──────── INFORMATION PROVIDED ────────

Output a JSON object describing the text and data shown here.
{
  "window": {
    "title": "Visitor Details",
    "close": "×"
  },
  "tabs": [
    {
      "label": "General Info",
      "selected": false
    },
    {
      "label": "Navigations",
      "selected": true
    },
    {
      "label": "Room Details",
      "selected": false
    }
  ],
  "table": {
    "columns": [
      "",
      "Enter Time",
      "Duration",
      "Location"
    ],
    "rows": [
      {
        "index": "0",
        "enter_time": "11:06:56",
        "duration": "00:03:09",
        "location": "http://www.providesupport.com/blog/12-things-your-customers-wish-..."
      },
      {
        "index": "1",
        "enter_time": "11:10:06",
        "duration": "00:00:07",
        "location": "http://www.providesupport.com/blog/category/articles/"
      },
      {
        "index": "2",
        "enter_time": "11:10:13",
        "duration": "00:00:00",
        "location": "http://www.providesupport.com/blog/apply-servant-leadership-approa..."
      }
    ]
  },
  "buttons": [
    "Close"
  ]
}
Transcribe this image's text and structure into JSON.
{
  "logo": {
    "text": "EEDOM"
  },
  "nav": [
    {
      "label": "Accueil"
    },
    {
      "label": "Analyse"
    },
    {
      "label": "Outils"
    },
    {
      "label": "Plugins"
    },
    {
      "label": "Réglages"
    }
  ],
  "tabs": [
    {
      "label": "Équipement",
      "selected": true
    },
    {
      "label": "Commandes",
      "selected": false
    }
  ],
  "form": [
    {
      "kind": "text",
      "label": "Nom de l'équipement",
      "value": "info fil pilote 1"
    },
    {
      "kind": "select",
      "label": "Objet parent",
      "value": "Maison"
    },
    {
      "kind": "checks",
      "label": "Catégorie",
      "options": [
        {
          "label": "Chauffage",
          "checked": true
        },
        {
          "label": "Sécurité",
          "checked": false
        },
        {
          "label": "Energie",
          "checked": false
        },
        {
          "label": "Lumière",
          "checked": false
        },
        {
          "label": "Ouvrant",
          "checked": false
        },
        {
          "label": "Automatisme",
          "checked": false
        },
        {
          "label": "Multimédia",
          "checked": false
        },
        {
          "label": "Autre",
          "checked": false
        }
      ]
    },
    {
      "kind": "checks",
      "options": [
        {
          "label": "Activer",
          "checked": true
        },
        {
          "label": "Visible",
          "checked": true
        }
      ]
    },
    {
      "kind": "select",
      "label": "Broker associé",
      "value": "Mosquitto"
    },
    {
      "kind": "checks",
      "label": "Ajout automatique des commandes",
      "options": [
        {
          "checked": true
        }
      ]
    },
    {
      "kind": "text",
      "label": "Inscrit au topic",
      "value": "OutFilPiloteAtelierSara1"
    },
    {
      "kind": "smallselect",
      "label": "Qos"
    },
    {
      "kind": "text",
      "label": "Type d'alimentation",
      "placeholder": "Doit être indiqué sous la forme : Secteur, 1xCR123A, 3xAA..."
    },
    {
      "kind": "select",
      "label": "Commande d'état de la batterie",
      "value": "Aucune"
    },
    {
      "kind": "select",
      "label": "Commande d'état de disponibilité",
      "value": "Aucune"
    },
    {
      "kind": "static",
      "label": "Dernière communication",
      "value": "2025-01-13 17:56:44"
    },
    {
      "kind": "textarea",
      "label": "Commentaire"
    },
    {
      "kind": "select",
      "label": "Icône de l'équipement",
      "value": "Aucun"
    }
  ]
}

────────

WHAT THE TASK ASKS
Reproduce the material above exactly; please quote every line of it.

COMPLETE ANSWER
Output a JSON object describing the text and data shown here.
{
  "window": {
    "title": "Visitor Details",
    "close": "×"
  },
  "tabs": [
    {
      "label": "General Info",
      "selected": false
    },
    {
      "label": "Navigations",
      "selected": true
    },
    {
      "label": "Room Details",
      "selected": false
    }
  ],
  "table": {
    "columns": [
      "",
      "Enter Time",
      "Duration",
      "Location"
    ],
    "rows": [
      {
        "index": "0",
        "enter_time": "11:06:56",
        "duration": "00:03:09",
        "location": "http://www.providesupport.com/blog/12-things-your-customers-wish-..."
      },
      {
        "index": "1",
        "enter_time": "11:10:06",
        "duration": "00:00:07",
        "location": "http://www.providesupport.com/blog/category/articles/"
      },
      {
        "index": "2",
        "enter_time": "11:10:13",
        "duration": "00:00:00",
        "location": "http://www.providesupport.com/blog/apply-servant-leadership-approa..."
      }
    ]
  },
  "buttons": [
    "Close"
  ]
}
Transcribe this image's text and structure into JSON.
{
  "logo": {
    "text": "EEDOM"
  },
  "nav": [
    {
      "label": "Accueil"
    },
    {
      "label": "Analyse"
    },
    {
      "label": "Outils"
    },
    {
      "label": "Plugins"
    },
    {
      "label": "Réglages"
    }
  ],
  "tabs": [
    {
      "label": "Équipement",
      "selected": true
    },
    {
      "label": "Commandes",
      "selected": false
    }
  ],
  "form": [
    {
      "kind": "text",
      "label": "Nom de l'équipement",
      "value": "info fil pilote 1"
    },
    {
      "kind": "select",
      "label": "Objet parent",
      "value": "Maison"
    },
    {
      "kind": "checks",
      "label": "Catégorie",
      "options": [
        {
          "label": "Chauffage",
          "checked": true
        },
        {
          "label": "Sécurité",
          "checked": false
        },
        {
          "label": "Energie",
          "checked": false
        },
        {
          "label": "Lumière",
          "checked": false
        },
        {
          "label": "Ouvrant",
          "checked": false
        },
        {
          "label": "Automatisme",
          "checked": false
        },
        {
          "label": "Multimédia",
          "checked": false
        },
        {
          "label": "Autre",
          "checked": false
        }
      ]
    },
    {
      "kind": "checks",
      "options": [
        {
          "label": "Activer",
          "checked": true
        },
        {
          "label": "Visible",
          "checked": true
        }
      ]
    },
    {
      "kind": "select",
      "label": "Broker associé",
      "value": "Mosquitto"
    },
    {
      "kind": "checks",
      "label": "Ajout automatique des commandes",
      "options": [
        {
          "checked": true
        }
      ]
    },
    {
      "kind": "text",
      "label": "Inscrit au topic",
      "value": "OutFilPiloteAtelierSara1"
    },
    {
      "kind": "smallselect",
      "label": "Qos"
    },
    {
      "kind": "text",
      "label": "Type d'alimentation",
      "placeholder": "Doit être indiqué sous la forme : Secteur, 1xCR123A, 3xAA..."
    },
    {
      "kind": "select",
      "label": "Commande d'état de la batterie",
      "value": "Aucune"
    },
    {
      "kind": "select",
      "label": "Commande d'état de disponibilité",
      "value": "Aucune"
    },
    {
      "kind": "static",
      "label": "Dernière communication",
      "value": "2025-01-13 17:56:44"
    },
    {
      "kind": "textarea",
      "label": "Commentaire"
    },
    {
      "kind": "select",
      "label": "Icône de l'équipement",
      "value": "Aucun"
    }
  ]
}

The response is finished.